Task details | Search the data for the string "нули" and extract every line where it appears.

----- Listed entries

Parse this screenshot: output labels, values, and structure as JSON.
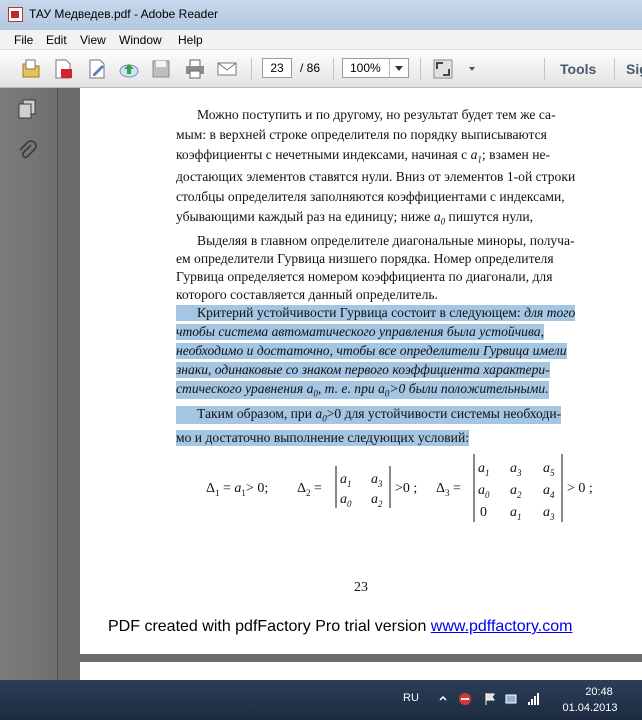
{
  "window": {
    "title": "ТАУ Медведев.pdf - Adobe Reader"
  },
  "menu": [
    "File",
    "Edit",
    "View",
    "Window",
    "Help"
  ],
  "toolbar": {
    "page_current": "23",
    "page_total": "/ 86",
    "zoom": "100%",
    "tools_label": "Tools",
    "sign_label": "Sign"
  },
  "icons": {
    "toolbar": [
      "open-icon",
      "create-pdf-icon",
      "edit-icon",
      "upload-icon",
      "save-icon",
      "print-icon",
      "email-icon",
      "fullscreen-icon",
      "customize-chevron-icon"
    ],
    "panel": [
      "pages-icon",
      "attachments-icon"
    ]
  },
  "colors": {
    "highlight": "#a4c6e2",
    "titlebar": "#b9cce3",
    "taskbar": "#22344c"
  },
  "doc": {
    "p1": [
      "Можно поступить и по другому, но результат будет тем же са-",
      "мым: в верхней строке определителя по порядку выписываются",
      "коэффициенты с нечетными индексами, начиная с",
      "; взамен не-",
      "достающих элементов ставятся нули. Вниз от элементов 1-ой строки",
      "столбцы определителя заполняются коэффициентами с индексами,",
      "убывающими каждый раз на единицу; ниже",
      "пишутся нули,"
    ],
    "p2": [
      "Выделяя в главном определителе диагональные миноры, получа-",
      "ем определители Гурвица низшего порядка. Номер определителя",
      "Гурвица определяется номером коэффициента по диагонали, для",
      "которого составляется данный определитель."
    ],
    "p3": [
      "Критерий устойчивости Гурвица состоит в следующем:",
      "для того",
      "чтобы система  автоматического управления была устойчива,",
      "необходимо и достаточно, чтобы все определители Гурвица имели",
      "знаки, одинаковые со знаком первого коэффициента характери-",
      "стического уравнения",
      ", т. е. при",
      ">0 были положительными."
    ],
    "p4": [
      "Таким образом, при",
      ">0 для устойчивости системы необходи-",
      "мо и достаточно выполнение следующих условий:"
    ],
    "page_number": "23"
  },
  "watermark": {
    "text": "PDF created with pdfFactory Pro trial version ",
    "link": "www.pdffactory.com"
  },
  "taskbar": {
    "lang": "RU",
    "time": "20:48",
    "date": "01.04.2013"
  }
}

----------

Exercise result |
      "достающих элементов ставятся нули. Вниз от элементов 1-ой строки",
      "пишутся нули,"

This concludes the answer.